-- BEGIN --

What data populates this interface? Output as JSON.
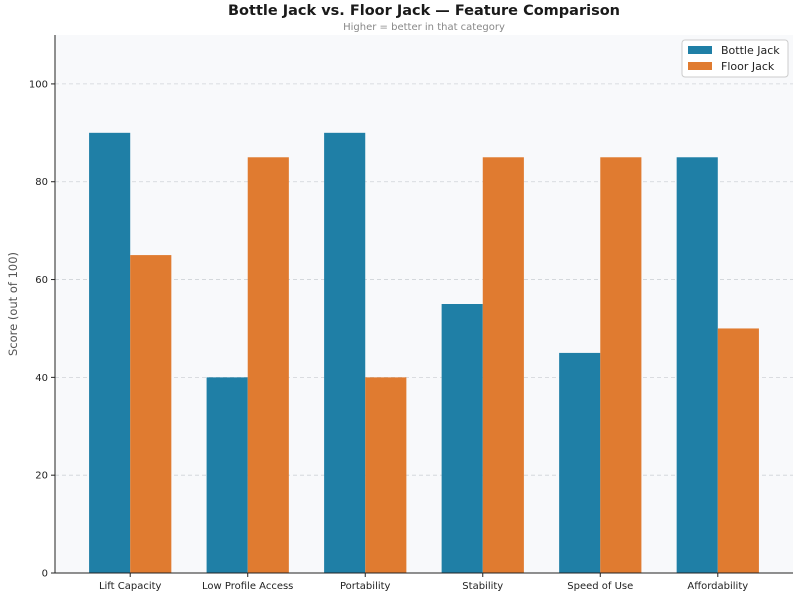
{
  "chart_data": {
    "type": "bar",
    "title": "Bottle Jack vs. Floor Jack — Feature Comparison",
    "subtitle": "Higher = better in that category",
    "xlabel": "",
    "ylabel": "Score (out of 100)",
    "ylim": [
      0,
      110
    ],
    "yticks": [
      0,
      20,
      40,
      60,
      80,
      100
    ],
    "grid": true,
    "legend_position": "top-right",
    "categories": [
      "Lift Capacity",
      "Low Profile Access",
      "Portability",
      "Stability",
      "Speed of Use",
      "Affordability"
    ],
    "series": [
      {
        "name": "Bottle Jack",
        "color": "#1f7fa6",
        "values": [
          90,
          40,
          90,
          55,
          45,
          85
        ]
      },
      {
        "name": "Floor Jack",
        "color": "#e07b30",
        "values": [
          65,
          85,
          40,
          85,
          85,
          50
        ]
      }
    ],
    "plot_background": "#f8f9fb"
  }
}
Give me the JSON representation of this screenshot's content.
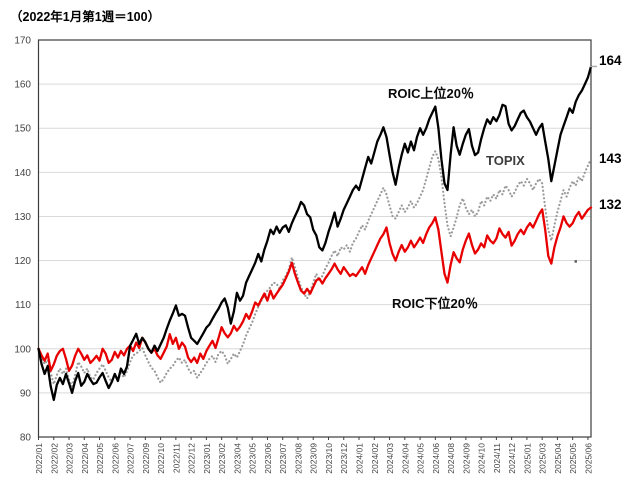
{
  "title": "（2022年1月第1週＝100）",
  "chart_data": {
    "type": "line",
    "title": "（2022年1月第1週＝100）",
    "xlabel": "",
    "ylabel": "",
    "ylim": [
      80,
      170
    ],
    "grid": "horizontal",
    "legend": "inline-labels",
    "y_ticks": [
      80,
      90,
      100,
      110,
      120,
      130,
      140,
      150,
      160,
      170
    ],
    "x_label_interval_weeks": 5,
    "weeks": 182,
    "x_labels": [
      "2022/01",
      "2022/02",
      "2022/03",
      "2022/04",
      "2022/05",
      "2022/06",
      "2022/07",
      "2022/09",
      "2022/10",
      "2022/11",
      "2022/12",
      "2023/01",
      "2023/02",
      "2023/04",
      "2023/05",
      "2023/06",
      "2023/07",
      "2023/08",
      "2023/09",
      "2023/10",
      "2023/12",
      "2024/01",
      "2024/02",
      "2024/03",
      "2024/04",
      "2024/05",
      "2024/06",
      "2024/08",
      "2024/09",
      "2024/10",
      "2024/11",
      "2024/12",
      "2025/01",
      "2025/03",
      "2025/04",
      "2025/05",
      "2025/06"
    ],
    "series": [
      {
        "name": "ROIC上位20％",
        "style": "solid",
        "color": "#000000",
        "width": 2.3,
        "end_value": 164,
        "values": [
          100,
          96.5,
          94.3,
          96.1,
          91.5,
          88.4,
          91.8,
          93.4,
          92.0,
          94.3,
          92.2,
          90.0,
          92.7,
          94.5,
          91.6,
          92.5,
          94.3,
          93.0,
          92.0,
          92.3,
          93.5,
          94.5,
          92.7,
          91.1,
          92.5,
          94.3,
          92.7,
          95.5,
          94.3,
          96.0,
          100.7,
          102.0,
          103.4,
          101.1,
          102.5,
          101.5,
          100.0,
          99.1,
          100.7,
          99.5,
          101.0,
          102.5,
          104.5,
          106.4,
          108.0,
          109.8,
          107.5,
          107.9,
          107.5,
          104.8,
          102.5,
          101.8,
          101.1,
          102.3,
          103.5,
          104.8,
          105.5,
          106.8,
          108.0,
          109.1,
          110.5,
          111.4,
          109.3,
          105.7,
          108.5,
          112.7,
          110.9,
          112.0,
          115.0,
          116.5,
          118.0,
          119.5,
          121.5,
          119.8,
          122.5,
          124.5,
          127.0,
          126.0,
          127.7,
          126.3,
          127.5,
          128.0,
          126.5,
          128.5,
          130.0,
          131.5,
          133.3,
          132.5,
          130.5,
          129.8,
          127.0,
          125.7,
          123.0,
          122.3,
          124.0,
          126.5,
          128.5,
          130.9,
          127.7,
          129.5,
          131.5,
          133.0,
          134.5,
          136.0,
          137.0,
          136.0,
          138.5,
          141.0,
          143.5,
          142.0,
          144.5,
          147.0,
          148.5,
          150.2,
          148.0,
          144.0,
          140.0,
          137.2,
          141.0,
          144.0,
          146.5,
          144.5,
          147.0,
          145.0,
          148.0,
          150.0,
          148.5,
          150.0,
          152.0,
          153.5,
          154.9,
          150.0,
          143.0,
          137.5,
          136.0,
          144.0,
          150.2,
          146.0,
          144.0,
          146.5,
          148.5,
          149.8,
          146.0,
          143.9,
          144.5,
          147.5,
          150.0,
          152.0,
          151.0,
          152.5,
          151.6,
          153.0,
          155.3,
          155.0,
          151.0,
          149.5,
          150.5,
          152.0,
          153.5,
          154.0,
          152.5,
          151.5,
          150.0,
          148.5,
          150.0,
          151.0,
          147.0,
          143.0,
          138.0,
          141.5,
          145.0,
          148.5,
          150.5,
          152.5,
          154.5,
          153.5,
          156.0,
          157.5,
          158.5,
          160.0,
          161.5,
          164.0
        ]
      },
      {
        "name": "TOPIX",
        "style": "dotted",
        "color": "#9b9b9b",
        "width": 2.1,
        "end_value": 143,
        "values": [
          100,
          98.0,
          96.5,
          97.5,
          94.5,
          92.0,
          94.0,
          95.5,
          94.3,
          95.5,
          93.0,
          91.5,
          94.0,
          97.0,
          96.0,
          94.5,
          95.5,
          93.5,
          93.0,
          94.5,
          95.5,
          96.5,
          95.0,
          93.5,
          92.5,
          94.0,
          93.0,
          94.5,
          93.5,
          95.0,
          97.0,
          98.5,
          98.9,
          99.5,
          100.2,
          98.5,
          97.0,
          95.7,
          95.0,
          93.5,
          92.3,
          93.2,
          94.5,
          95.5,
          96.1,
          97.3,
          98.0,
          96.8,
          97.5,
          95.5,
          94.5,
          95.0,
          93.4,
          94.5,
          95.5,
          96.8,
          97.7,
          98.4,
          97.0,
          98.9,
          99.5,
          98.5,
          96.6,
          97.7,
          98.9,
          98.0,
          99.5,
          101.0,
          103.0,
          104.5,
          106.0,
          107.9,
          109.5,
          110.9,
          112.0,
          113.2,
          114.0,
          115.0,
          114.8,
          113.5,
          115.5,
          116.5,
          118.0,
          120.7,
          118.5,
          116.0,
          114.0,
          112.5,
          111.4,
          113.0,
          115.0,
          117.0,
          115.5,
          116.5,
          118.2,
          119.5,
          121.0,
          122.3,
          121.0,
          123.0,
          122.5,
          123.5,
          122.0,
          124.0,
          125.0,
          126.5,
          128.0,
          127.0,
          129.0,
          130.5,
          132.0,
          133.5,
          135.0,
          136.5,
          135.0,
          132.5,
          130.0,
          129.5,
          131.0,
          132.5,
          131.0,
          132.0,
          133.5,
          132.0,
          133.0,
          134.5,
          136.0,
          138.5,
          141.0,
          143.5,
          144.8,
          143.0,
          139.0,
          133.0,
          128.0,
          125.5,
          127.5,
          129.8,
          132.5,
          134.1,
          132.0,
          130.5,
          131.5,
          130.0,
          131.0,
          133.5,
          132.5,
          134.5,
          133.5,
          135.0,
          134.0,
          136.0,
          135.0,
          137.0,
          136.0,
          134.5,
          135.5,
          137.0,
          138.0,
          137.0,
          138.5,
          137.5,
          136.0,
          137.5,
          138.5,
          137.5,
          132.0,
          127.0,
          124.5,
          128.0,
          131.0,
          133.5,
          136.0,
          134.5,
          136.5,
          138.0,
          137.0,
          139.0,
          138.0,
          140.0,
          141.5,
          143.0
        ]
      },
      {
        "name": "ROIC下位20％",
        "style": "solid",
        "color": "#e80000",
        "width": 2.3,
        "end_value": 132,
        "values": [
          100,
          98.5,
          97.3,
          98.9,
          95.0,
          96.5,
          98.4,
          99.5,
          100.0,
          97.7,
          95.0,
          96.2,
          98.4,
          100.0,
          98.9,
          97.5,
          98.5,
          96.8,
          97.5,
          98.4,
          97.3,
          100.0,
          98.9,
          96.8,
          97.5,
          99.3,
          98.0,
          99.5,
          98.5,
          100.0,
          100.7,
          99.5,
          101.4,
          100.2,
          102.5,
          101.5,
          100.0,
          99.1,
          100.0,
          98.5,
          97.7,
          99.1,
          100.5,
          103.3,
          101.1,
          102.5,
          100.0,
          101.4,
          100.5,
          98.0,
          97.0,
          98.0,
          96.8,
          98.9,
          97.7,
          99.5,
          100.7,
          101.8,
          100.2,
          102.5,
          104.9,
          103.5,
          102.6,
          103.5,
          105.2,
          104.1,
          105.0,
          106.2,
          107.9,
          106.8,
          108.5,
          110.5,
          109.8,
          111.2,
          112.5,
          110.9,
          113.2,
          111.4,
          112.5,
          113.5,
          114.5,
          116.0,
          117.5,
          119.5,
          117.0,
          115.0,
          113.2,
          112.5,
          113.6,
          112.5,
          114.0,
          115.5,
          115.9,
          114.8,
          116.0,
          117.0,
          118.0,
          119.3,
          118.0,
          117.0,
          118.5,
          117.5,
          116.5,
          117.0,
          116.5,
          117.5,
          118.5,
          117.0,
          119.0,
          120.5,
          122.0,
          123.5,
          125.0,
          126.0,
          127.5,
          124.0,
          121.5,
          120.0,
          122.0,
          123.5,
          122.0,
          123.0,
          124.5,
          123.0,
          124.0,
          125.2,
          124.0,
          126.0,
          127.5,
          128.5,
          129.8,
          127.0,
          122.0,
          117.0,
          115.0,
          119.0,
          121.9,
          120.5,
          119.6,
          122.5,
          124.5,
          126.1,
          123.5,
          121.6,
          122.5,
          123.9,
          123.0,
          125.7,
          124.5,
          123.9,
          125.0,
          127.3,
          126.0,
          125.2,
          126.5,
          123.4,
          124.5,
          126.0,
          127.0,
          126.0,
          127.5,
          128.5,
          127.5,
          129.0,
          130.5,
          131.6,
          127.0,
          121.0,
          119.3,
          123.0,
          125.5,
          127.5,
          130.0,
          128.5,
          127.7,
          128.5,
          130.0,
          131.0,
          129.5,
          130.5,
          131.5,
          132.0
        ]
      }
    ],
    "annotations": {
      "series_labels": [
        {
          "text": "ROIC上位20％",
          "target": "ROIC上位20%series"
        },
        {
          "text": "TOPIX",
          "target": "TOPIX series"
        },
        {
          "text": "ROIC下位20％",
          "target": "ROIC下位20% series"
        }
      ],
      "end_labels": [
        "164",
        "143",
        "132"
      ],
      "stray_dot": {
        "week": 176,
        "value": 119.8
      },
      "end_marker": {
        "week": 181,
        "value": 164
      }
    },
    "axis_colors": {
      "frame": "#3c3c3c",
      "gridline": "#d9d9d9",
      "tick_text": "#444444"
    }
  }
}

-- END --

> [What you are asked to do] Using the material above, report each line where "target" occurs.

> [Reply]
          "target": "ROIC上位20%series"
          "target": "TOPIX series"
          "target": "ROIC下位20% series"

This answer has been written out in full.